═══ Records for the task

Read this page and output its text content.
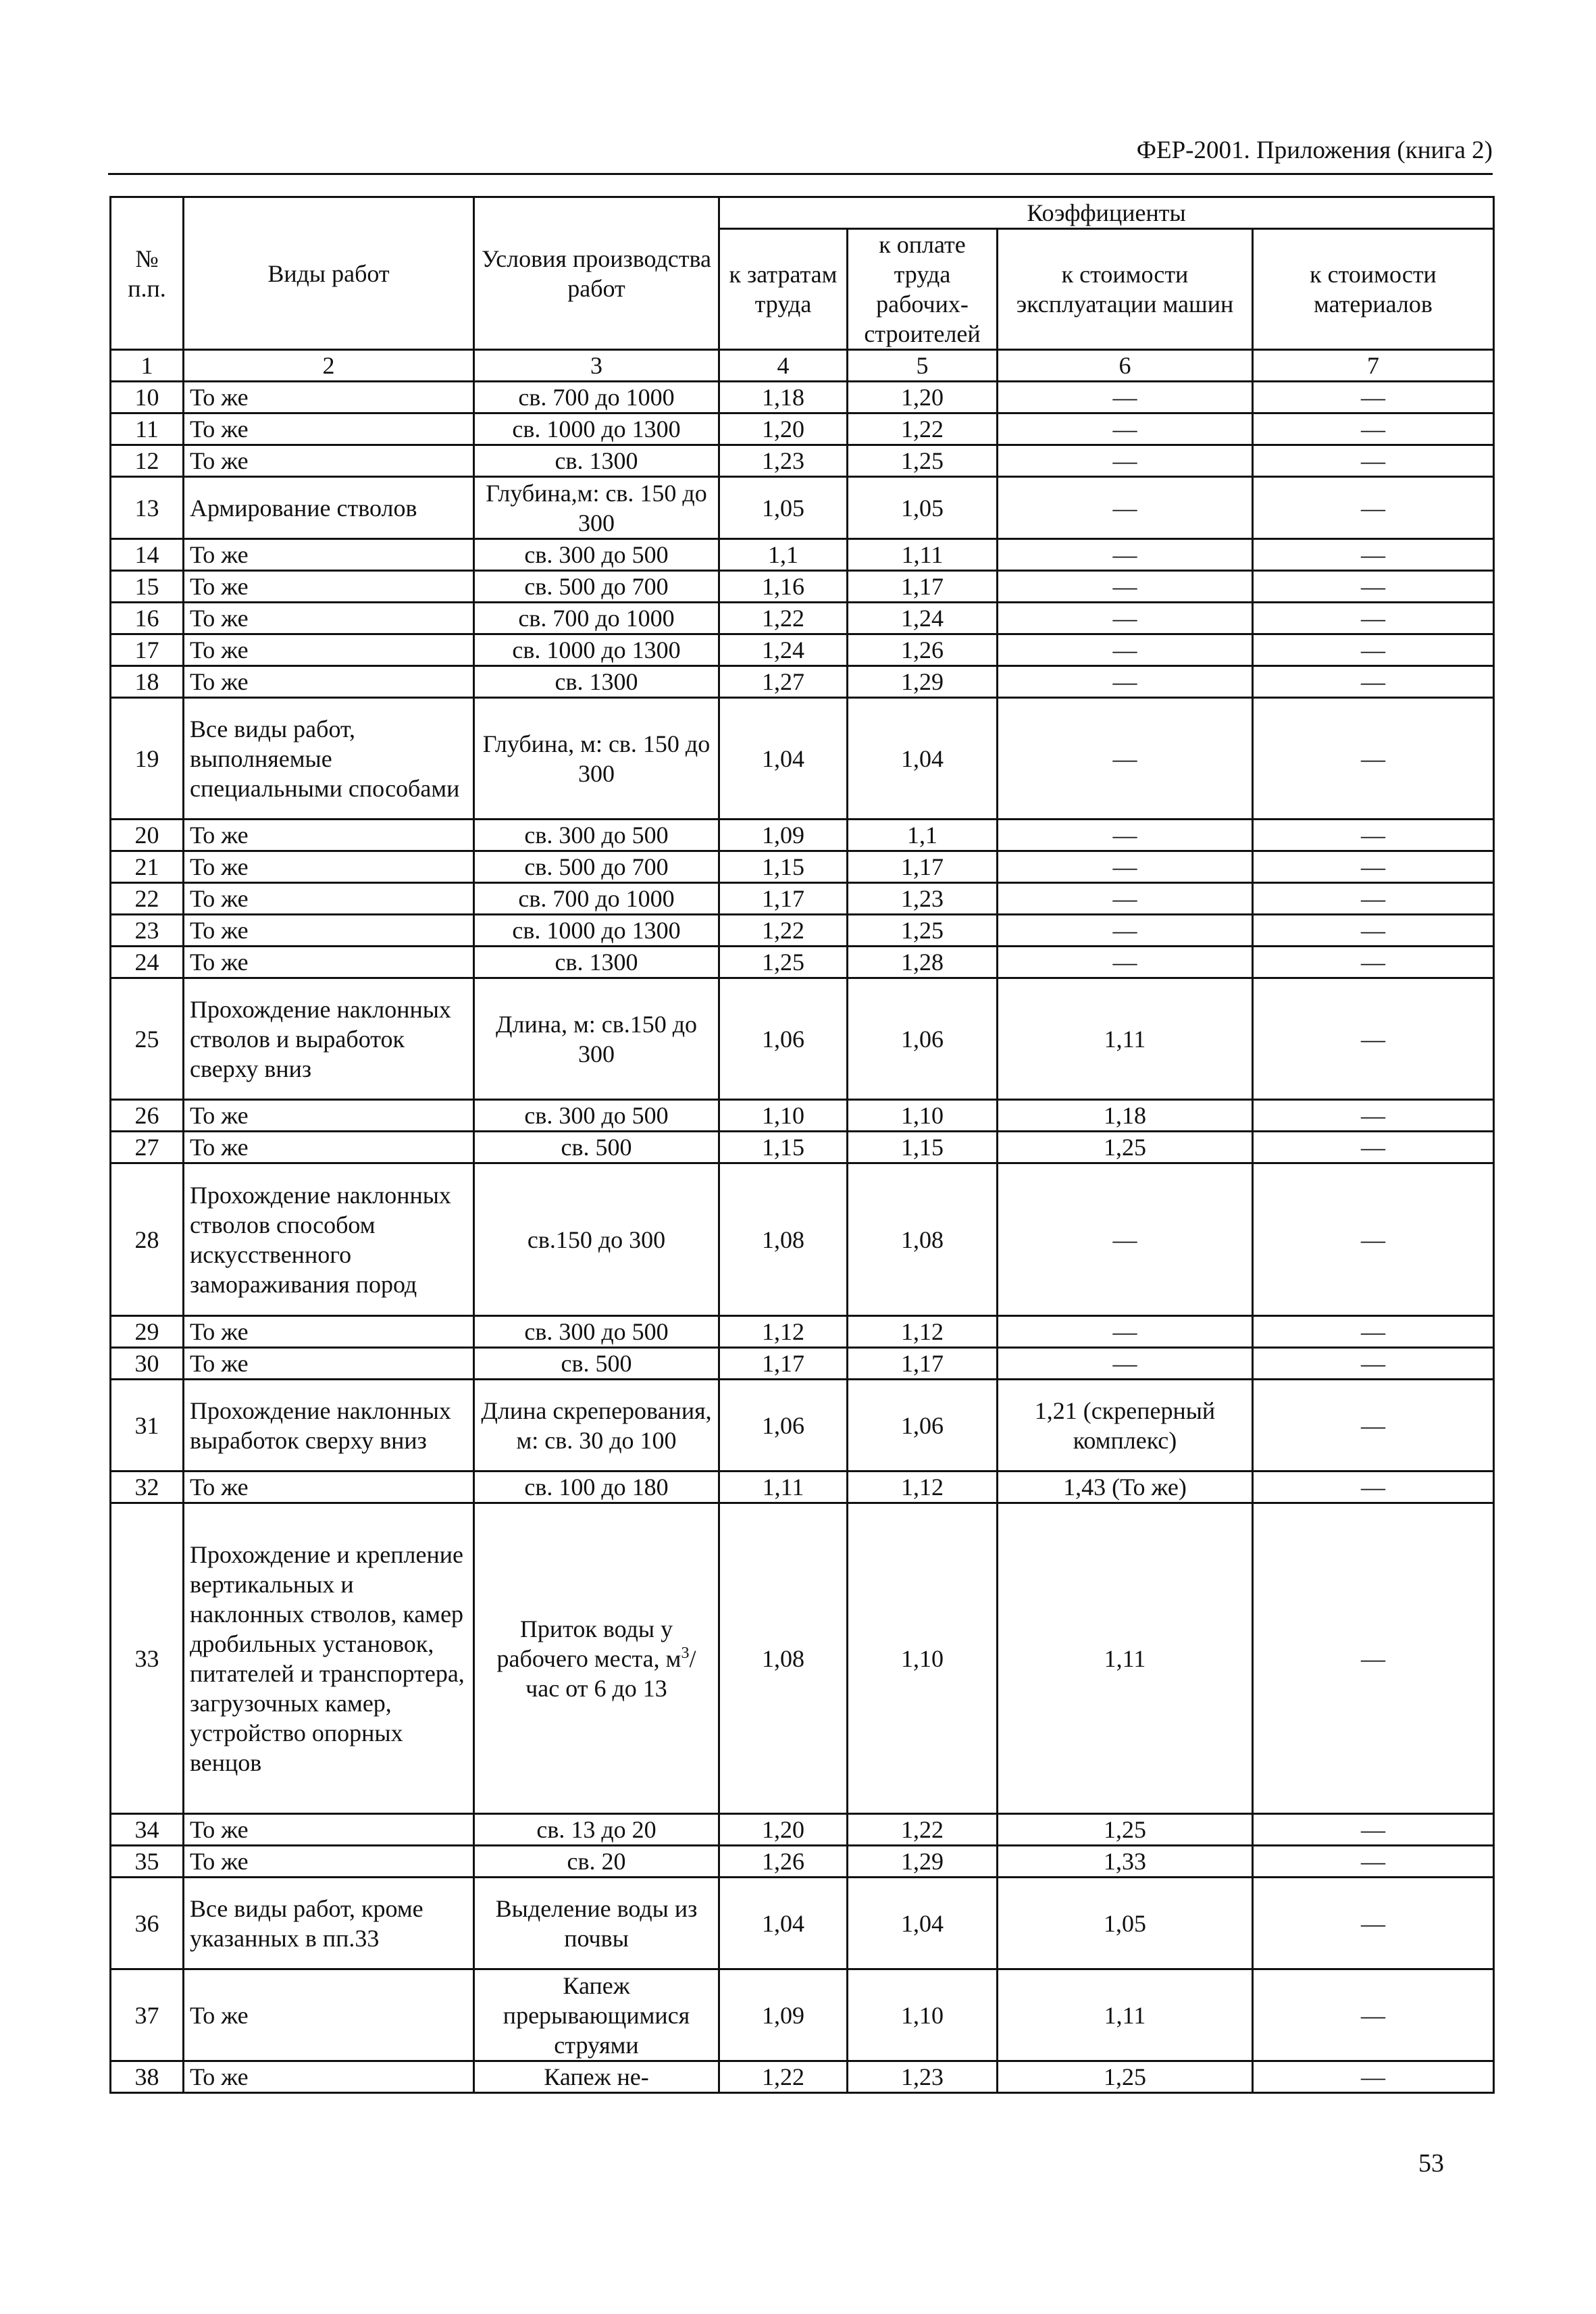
ФЕР-2001. Приложения (книга 2)
№ п.п.	Виды работ	Условия производства работ	Коэффициенты			
			к затратам труда	к оплате труда рабочих-строителей	к стоимости эксплуатации машин	к стоимости материалов
1	2	3	4	5	6	7
10	То же	св. 700 до 1000	1,18	1,20	—	—
11	То же	св. 1000 до 1300	1,20	1,22	—	—
12	То же	св. 1300	1,23	1,25	—	—
13	Армирование стволов	Глубина,м: св. 150 до 300	1,05	1,05	—	—
14	То же	св. 300 до 500	1,1	1,11	—	—
15	То же	св. 500 до 700	1,16	1,17	—	—
16	То же	св. 700 до 1000	1,22	1,24	—	—
17	То же	св. 1000 до 1300	1,24	1,26	—	—
18	То же	св. 1300	1,27	1,29	—	—
19	Все виды работ, выполняемые специальными способами	Глубина, м: св. 150 до 300	1,04	1,04	—	—
20	То же	св. 300 до 500	1,09	1,1	—	—
21	То же	св. 500 до 700	1,15	1,17	—	—
22	То же	св. 700 до 1000	1,17	1,23	—	—
23	То же	св. 1000 до 1300	1,22	1,25	—	—
24	То же	св. 1300	1,25	1,28	—	—
25	Прохождение наклонных стволов и выработок сверху вниз	Длина, м: св.150 до 300	1,06	1,06	1,11	—
26	То же	св. 300 до 500	1,10	1,10	1,18	—
27	То же	св. 500	1,15	1,15	1,25	—
28	Прохождение наклонных стволов способом искусственного замораживания пород	св.150 до 300	1,08	1,08	—	—
29	То же	св. 300 до 500	1,12	1,12	—	—
30	То же	св. 500	1,17	1,17	—	—
31	Прохождение наклонных выработок сверху вниз	Длина скреперования, м: св. 30 до 100	1,06	1,06	1,21 (скреперный комплекс)	—
32	То же	св. 100 до 180	1,11	1,12	1,43 (То же)	—
33	Прохождение и крепление вертикальных и наклонных стволов, камер дробильных установок, питателей и транспортера, загрузочных камер, устройство опорных венцов	Приток воды у рабочего места, $м^3$/час от 6 до 13	1,08	1,10	1,11	—
34	То же	св. 13 до 20	1,20	1,22	1,25	—
35	То же	св. 20	1,26	1,29	1,33	—
36	Все виды работ, кроме указанных в пп.33	Выделение воды из почвы	1,04	1,04	1,05	—
37	То же	Капеж прерывающимися струями	1,09	1,10	1,11	—
38	То же	Капеж не-	1,22	1,23	1,25	—
53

══════

== What this task involves ==
Gather every line from the entries above where the word "вниз" appears, and copy them.

== Answer to this exercise ==
25	Прохождение наклонных стволов и выработок сверху вниз	Длина, м: св.150 до 300	1,06	1,06	1,11	—
31	Прохождение наклонных выработок сверху вниз	Длина скреперования, м: св. 30 до 100	1,06	1,06	1,21 (скреперный комплекс)	—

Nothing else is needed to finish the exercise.